## Extracted records
......
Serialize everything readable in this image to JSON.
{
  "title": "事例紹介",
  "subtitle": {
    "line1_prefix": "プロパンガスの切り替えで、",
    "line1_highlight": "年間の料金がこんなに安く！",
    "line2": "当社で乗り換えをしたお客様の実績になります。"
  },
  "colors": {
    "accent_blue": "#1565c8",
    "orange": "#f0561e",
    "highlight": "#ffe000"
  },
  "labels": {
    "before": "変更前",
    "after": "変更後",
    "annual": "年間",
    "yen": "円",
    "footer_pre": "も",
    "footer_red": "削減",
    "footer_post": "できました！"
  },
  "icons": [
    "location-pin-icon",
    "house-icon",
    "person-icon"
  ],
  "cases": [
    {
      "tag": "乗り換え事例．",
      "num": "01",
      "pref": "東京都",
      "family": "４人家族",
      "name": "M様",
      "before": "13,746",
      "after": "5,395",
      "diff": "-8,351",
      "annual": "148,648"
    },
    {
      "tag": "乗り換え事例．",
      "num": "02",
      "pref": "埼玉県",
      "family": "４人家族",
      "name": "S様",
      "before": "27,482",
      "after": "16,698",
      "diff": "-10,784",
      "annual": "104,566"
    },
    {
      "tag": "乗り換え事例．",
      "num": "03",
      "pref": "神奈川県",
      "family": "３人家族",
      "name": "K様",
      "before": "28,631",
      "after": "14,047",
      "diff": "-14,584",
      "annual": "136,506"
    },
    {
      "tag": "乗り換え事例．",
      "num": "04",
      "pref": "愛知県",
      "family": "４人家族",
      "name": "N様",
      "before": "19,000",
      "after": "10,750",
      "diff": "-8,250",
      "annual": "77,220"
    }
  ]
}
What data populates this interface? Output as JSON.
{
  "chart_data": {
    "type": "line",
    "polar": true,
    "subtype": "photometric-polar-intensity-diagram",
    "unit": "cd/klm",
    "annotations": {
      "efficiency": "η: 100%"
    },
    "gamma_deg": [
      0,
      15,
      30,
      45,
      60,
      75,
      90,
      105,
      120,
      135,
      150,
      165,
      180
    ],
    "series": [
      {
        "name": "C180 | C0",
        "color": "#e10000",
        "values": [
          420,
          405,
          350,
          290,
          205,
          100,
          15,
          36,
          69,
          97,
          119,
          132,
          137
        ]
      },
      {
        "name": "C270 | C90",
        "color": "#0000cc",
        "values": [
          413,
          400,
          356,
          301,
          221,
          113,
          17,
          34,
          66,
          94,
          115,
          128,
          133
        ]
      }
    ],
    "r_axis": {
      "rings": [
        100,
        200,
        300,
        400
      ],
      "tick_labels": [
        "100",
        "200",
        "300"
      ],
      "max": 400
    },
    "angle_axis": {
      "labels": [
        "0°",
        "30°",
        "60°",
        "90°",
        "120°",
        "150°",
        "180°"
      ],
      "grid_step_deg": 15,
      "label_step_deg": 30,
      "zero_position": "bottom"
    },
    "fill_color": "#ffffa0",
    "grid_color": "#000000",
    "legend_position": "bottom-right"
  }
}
......
## WHAT IS ASKED
In the records above, find each line with the word "name" and copy it.

## FULL RESPONSE
      "name": "M様",
      "name": "S様",
      "name": "K様",
      "name": "N様",
        "name": "C180 | C0",
        "name": "C270 | C90",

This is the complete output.